** begin LISTED ENTRIES **
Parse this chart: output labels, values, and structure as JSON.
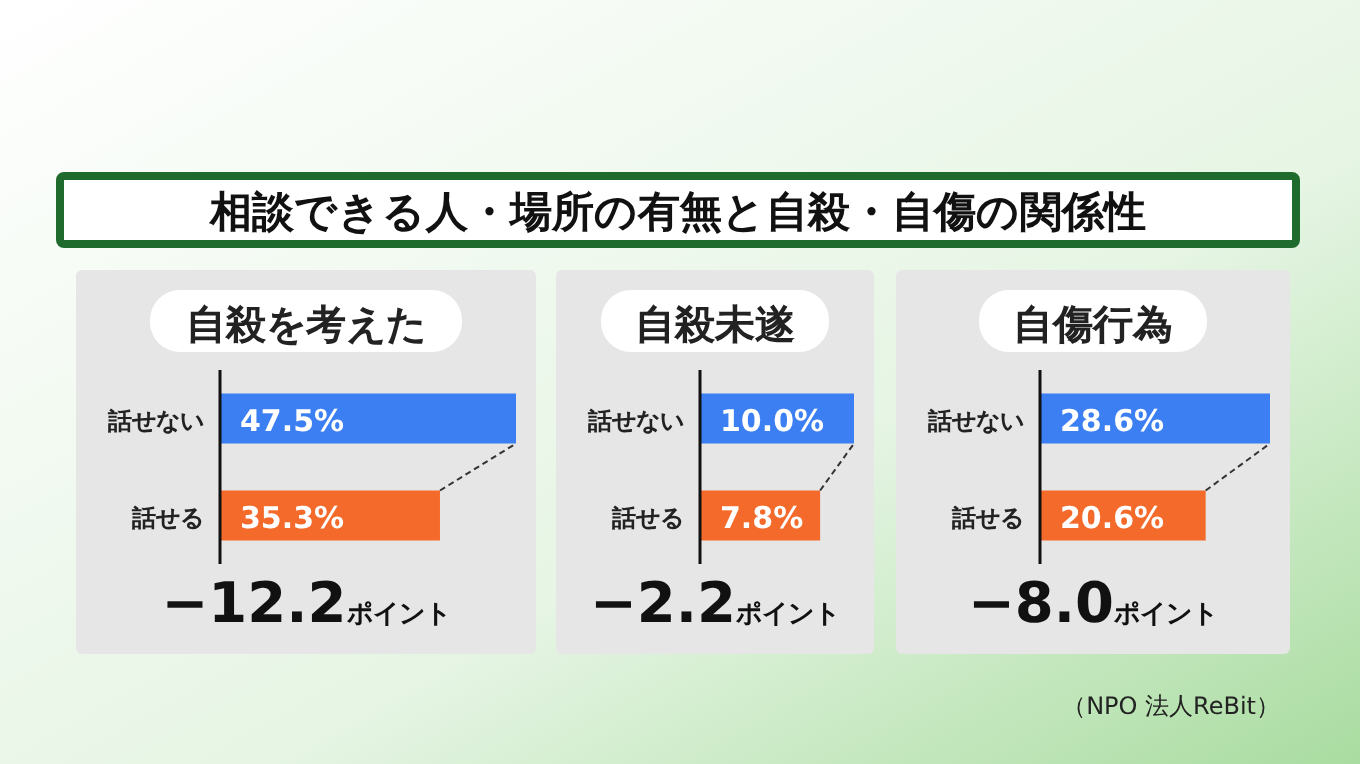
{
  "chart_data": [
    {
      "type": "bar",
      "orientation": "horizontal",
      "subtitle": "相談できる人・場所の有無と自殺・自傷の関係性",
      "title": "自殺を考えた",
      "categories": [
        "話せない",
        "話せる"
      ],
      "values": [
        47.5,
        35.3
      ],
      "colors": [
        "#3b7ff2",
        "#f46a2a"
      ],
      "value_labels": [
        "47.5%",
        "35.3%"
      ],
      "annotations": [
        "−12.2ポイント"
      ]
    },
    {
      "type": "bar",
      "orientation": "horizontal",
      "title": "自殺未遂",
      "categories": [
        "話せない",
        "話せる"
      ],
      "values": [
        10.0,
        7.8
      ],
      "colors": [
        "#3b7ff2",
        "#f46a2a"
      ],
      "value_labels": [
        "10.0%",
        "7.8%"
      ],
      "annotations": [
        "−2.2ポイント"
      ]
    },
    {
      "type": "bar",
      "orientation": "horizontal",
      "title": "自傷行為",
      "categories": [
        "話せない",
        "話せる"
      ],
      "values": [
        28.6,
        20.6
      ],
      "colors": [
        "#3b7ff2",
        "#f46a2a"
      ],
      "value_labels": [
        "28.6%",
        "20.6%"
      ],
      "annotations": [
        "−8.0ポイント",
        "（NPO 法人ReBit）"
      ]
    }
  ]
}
** end LISTED ENTRIES **
→ TASK OBJECTIVE
Nothing in the entries should change as you copy them, except that the pictures are left out.

→ REPLY
Parse this chart: output labels, values, and structure as JSON.
{
  "chart_data": [
    {
      "type": "bar",
      "orientation": "horizontal",
      "subtitle": "相談できる人・場所の有無と自殺・自傷の関係性",
      "title": "自殺を考えた",
      "categories": [
        "話せない",
        "話せる"
      ],
      "values": [
        47.5,
        35.3
      ],
      "colors": [
        "#3b7ff2",
        "#f46a2a"
      ],
      "value_labels": [
        "47.5%",
        "35.3%"
      ],
      "annotations": [
        "−12.2ポイント"
      ]
    },
    {
      "type": "bar",
      "orientation": "horizontal",
      "title": "自殺未遂",
      "categories": [
        "話せない",
        "話せる"
      ],
      "values": [
        10.0,
        7.8
      ],
      "colors": [
        "#3b7ff2",
        "#f46a2a"
      ],
      "value_labels": [
        "10.0%",
        "7.8%"
      ],
      "annotations": [
        "−2.2ポイント"
      ]
    },
    {
      "type": "bar",
      "orientation": "horizontal",
      "title": "自傷行為",
      "categories": [
        "話せない",
        "話せる"
      ],
      "values": [
        28.6,
        20.6
      ],
      "colors": [
        "#3b7ff2",
        "#f46a2a"
      ],
      "value_labels": [
        "28.6%",
        "20.6%"
      ],
      "annotations": [
        "−8.0ポイント",
        "（NPO 法人ReBit）"
      ]
    }
  ]
}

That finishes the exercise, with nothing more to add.